>> Start PROVIDED MATERIAL

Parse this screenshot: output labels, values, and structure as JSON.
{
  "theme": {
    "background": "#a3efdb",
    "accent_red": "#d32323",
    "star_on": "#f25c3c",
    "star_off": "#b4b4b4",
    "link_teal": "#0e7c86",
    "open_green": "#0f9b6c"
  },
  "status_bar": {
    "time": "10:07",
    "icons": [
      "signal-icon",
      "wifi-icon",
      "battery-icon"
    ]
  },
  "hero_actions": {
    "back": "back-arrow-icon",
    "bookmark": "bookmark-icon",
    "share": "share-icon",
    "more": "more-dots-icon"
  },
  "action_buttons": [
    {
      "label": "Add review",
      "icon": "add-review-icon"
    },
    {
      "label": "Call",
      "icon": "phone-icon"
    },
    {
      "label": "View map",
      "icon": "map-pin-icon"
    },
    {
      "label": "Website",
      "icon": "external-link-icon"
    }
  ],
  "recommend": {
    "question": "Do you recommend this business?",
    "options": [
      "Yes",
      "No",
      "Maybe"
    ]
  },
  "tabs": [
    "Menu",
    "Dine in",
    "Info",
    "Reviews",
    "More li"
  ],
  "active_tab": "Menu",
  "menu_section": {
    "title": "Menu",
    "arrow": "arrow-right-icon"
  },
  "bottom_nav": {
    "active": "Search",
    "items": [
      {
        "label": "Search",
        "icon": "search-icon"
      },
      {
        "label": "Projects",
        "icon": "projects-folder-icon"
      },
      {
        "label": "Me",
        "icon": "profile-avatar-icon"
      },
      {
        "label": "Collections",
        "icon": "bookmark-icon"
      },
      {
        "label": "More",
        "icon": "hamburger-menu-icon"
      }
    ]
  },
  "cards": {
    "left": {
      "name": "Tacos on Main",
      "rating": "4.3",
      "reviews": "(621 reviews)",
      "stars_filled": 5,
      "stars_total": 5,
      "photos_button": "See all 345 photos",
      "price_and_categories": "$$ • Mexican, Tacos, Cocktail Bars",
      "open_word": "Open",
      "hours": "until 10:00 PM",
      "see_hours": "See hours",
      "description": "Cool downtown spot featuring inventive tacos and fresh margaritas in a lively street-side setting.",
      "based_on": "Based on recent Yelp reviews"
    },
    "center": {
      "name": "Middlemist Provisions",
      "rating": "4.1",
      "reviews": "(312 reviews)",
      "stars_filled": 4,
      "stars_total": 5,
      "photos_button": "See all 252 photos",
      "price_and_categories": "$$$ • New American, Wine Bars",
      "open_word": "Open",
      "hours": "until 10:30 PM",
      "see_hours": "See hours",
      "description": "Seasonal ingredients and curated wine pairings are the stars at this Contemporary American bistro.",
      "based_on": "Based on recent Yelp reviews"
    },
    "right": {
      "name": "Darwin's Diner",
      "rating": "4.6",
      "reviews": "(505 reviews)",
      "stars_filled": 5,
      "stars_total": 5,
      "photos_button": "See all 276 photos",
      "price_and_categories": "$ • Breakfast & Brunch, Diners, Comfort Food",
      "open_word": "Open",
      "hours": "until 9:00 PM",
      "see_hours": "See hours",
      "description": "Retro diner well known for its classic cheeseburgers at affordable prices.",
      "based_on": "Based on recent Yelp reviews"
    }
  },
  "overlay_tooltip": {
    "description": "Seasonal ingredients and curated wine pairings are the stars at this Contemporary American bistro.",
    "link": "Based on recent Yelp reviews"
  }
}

>> End PROVIDED MATERIAL

## WORK TO DO
Tally the lines above containing "description". Answer with the count only.

## OUTPUT FOR THIS TASK
4